_TO DO_
Tally the lines in the following entries that include the word "content"; state only the total.

>> BEGIN RECORDS FOR PROCESSING

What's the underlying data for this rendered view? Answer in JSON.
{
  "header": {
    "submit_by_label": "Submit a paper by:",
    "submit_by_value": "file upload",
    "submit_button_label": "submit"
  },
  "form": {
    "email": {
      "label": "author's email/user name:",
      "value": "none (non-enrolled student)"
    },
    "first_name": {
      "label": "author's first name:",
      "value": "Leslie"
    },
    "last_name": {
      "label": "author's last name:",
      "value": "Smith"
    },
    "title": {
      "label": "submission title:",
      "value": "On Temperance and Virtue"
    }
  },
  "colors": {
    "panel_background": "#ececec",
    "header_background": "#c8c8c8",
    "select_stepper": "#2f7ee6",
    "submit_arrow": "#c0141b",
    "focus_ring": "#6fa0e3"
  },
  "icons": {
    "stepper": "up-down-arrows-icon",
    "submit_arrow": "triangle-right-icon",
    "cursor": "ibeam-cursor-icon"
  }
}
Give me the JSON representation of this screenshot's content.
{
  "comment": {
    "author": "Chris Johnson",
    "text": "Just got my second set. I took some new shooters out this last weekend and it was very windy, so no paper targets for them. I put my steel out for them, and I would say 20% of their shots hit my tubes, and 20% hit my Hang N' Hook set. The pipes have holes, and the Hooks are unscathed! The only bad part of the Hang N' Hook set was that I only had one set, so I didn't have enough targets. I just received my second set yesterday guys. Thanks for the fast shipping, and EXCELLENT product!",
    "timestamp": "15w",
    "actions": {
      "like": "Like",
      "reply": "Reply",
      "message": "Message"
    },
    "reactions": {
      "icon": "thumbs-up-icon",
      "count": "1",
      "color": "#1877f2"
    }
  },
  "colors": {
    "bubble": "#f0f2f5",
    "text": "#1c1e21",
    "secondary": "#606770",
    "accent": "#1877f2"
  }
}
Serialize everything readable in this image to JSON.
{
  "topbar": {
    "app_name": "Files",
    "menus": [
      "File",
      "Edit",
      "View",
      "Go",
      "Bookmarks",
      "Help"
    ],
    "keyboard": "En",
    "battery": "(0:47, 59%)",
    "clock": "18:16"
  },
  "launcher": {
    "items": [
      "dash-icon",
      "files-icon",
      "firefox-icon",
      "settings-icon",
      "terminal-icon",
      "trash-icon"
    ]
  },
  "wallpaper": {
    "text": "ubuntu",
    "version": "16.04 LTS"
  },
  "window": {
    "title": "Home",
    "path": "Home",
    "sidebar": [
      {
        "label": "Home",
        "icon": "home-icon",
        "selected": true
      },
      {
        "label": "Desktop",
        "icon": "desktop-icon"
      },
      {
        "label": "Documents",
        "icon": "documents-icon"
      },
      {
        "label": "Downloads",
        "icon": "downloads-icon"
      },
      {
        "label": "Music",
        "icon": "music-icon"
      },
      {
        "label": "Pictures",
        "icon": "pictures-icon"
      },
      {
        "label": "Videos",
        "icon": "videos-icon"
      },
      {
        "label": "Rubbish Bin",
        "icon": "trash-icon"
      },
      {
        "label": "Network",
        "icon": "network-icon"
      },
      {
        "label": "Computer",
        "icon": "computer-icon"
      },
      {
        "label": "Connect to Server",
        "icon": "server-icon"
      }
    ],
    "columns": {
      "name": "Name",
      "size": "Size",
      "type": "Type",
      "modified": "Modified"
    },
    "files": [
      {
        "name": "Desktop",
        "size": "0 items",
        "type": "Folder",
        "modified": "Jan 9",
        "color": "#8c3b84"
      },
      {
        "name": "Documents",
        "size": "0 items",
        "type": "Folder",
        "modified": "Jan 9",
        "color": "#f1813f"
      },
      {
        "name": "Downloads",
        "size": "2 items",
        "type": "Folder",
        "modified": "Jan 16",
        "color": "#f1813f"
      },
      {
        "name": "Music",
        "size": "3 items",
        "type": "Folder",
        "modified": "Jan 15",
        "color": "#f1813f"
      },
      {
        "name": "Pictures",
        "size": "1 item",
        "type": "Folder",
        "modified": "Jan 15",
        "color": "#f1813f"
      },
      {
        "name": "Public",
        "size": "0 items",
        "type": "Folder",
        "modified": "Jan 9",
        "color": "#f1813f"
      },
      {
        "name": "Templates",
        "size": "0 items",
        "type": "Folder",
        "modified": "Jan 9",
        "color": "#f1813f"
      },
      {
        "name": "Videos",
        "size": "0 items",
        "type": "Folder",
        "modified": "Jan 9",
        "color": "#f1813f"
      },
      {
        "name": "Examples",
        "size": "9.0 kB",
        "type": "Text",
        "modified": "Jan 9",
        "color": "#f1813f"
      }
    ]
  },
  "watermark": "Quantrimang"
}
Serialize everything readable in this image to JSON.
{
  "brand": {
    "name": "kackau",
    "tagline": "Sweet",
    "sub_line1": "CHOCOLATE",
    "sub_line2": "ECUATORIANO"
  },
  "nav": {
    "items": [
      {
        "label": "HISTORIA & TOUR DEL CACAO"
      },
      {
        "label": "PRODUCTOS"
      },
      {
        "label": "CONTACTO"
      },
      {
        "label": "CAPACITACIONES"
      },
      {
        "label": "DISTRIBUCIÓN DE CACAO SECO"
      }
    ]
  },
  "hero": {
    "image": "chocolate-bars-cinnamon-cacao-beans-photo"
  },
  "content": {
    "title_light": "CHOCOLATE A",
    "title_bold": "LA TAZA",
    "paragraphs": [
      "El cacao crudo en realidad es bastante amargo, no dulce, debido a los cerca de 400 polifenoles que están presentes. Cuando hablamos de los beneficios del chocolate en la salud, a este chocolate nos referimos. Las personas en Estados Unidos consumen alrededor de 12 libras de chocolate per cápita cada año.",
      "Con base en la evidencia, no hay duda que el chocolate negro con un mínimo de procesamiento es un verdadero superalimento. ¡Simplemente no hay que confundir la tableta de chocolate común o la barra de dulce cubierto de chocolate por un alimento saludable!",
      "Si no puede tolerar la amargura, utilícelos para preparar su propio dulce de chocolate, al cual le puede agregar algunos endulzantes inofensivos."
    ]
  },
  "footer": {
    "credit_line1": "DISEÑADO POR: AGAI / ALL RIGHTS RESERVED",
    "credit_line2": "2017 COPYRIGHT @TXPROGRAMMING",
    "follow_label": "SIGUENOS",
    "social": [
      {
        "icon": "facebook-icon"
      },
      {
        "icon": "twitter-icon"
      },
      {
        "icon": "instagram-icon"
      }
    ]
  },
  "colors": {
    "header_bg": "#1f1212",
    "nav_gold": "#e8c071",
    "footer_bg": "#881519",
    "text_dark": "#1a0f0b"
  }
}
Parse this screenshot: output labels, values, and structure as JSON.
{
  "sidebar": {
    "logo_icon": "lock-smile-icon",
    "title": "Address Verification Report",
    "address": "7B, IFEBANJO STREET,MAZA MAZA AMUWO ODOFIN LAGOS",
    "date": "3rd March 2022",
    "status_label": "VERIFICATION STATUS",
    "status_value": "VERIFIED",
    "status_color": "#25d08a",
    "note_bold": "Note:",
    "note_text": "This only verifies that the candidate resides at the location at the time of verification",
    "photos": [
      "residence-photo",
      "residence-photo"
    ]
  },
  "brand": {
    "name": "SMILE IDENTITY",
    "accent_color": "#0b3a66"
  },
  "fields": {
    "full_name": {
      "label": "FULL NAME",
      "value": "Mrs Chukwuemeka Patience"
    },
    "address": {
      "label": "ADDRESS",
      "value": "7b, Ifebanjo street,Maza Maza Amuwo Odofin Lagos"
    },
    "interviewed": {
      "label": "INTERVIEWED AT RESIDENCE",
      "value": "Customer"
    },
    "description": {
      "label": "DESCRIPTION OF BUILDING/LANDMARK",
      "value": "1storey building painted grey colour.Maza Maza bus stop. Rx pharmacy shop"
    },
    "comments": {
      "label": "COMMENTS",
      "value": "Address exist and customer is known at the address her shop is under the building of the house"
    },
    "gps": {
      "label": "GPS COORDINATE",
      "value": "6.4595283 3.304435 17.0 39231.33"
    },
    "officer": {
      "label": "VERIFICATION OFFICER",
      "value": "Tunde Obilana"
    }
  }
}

>> END RECORDS FOR PROCESSING

_COMPLETED TASK_
2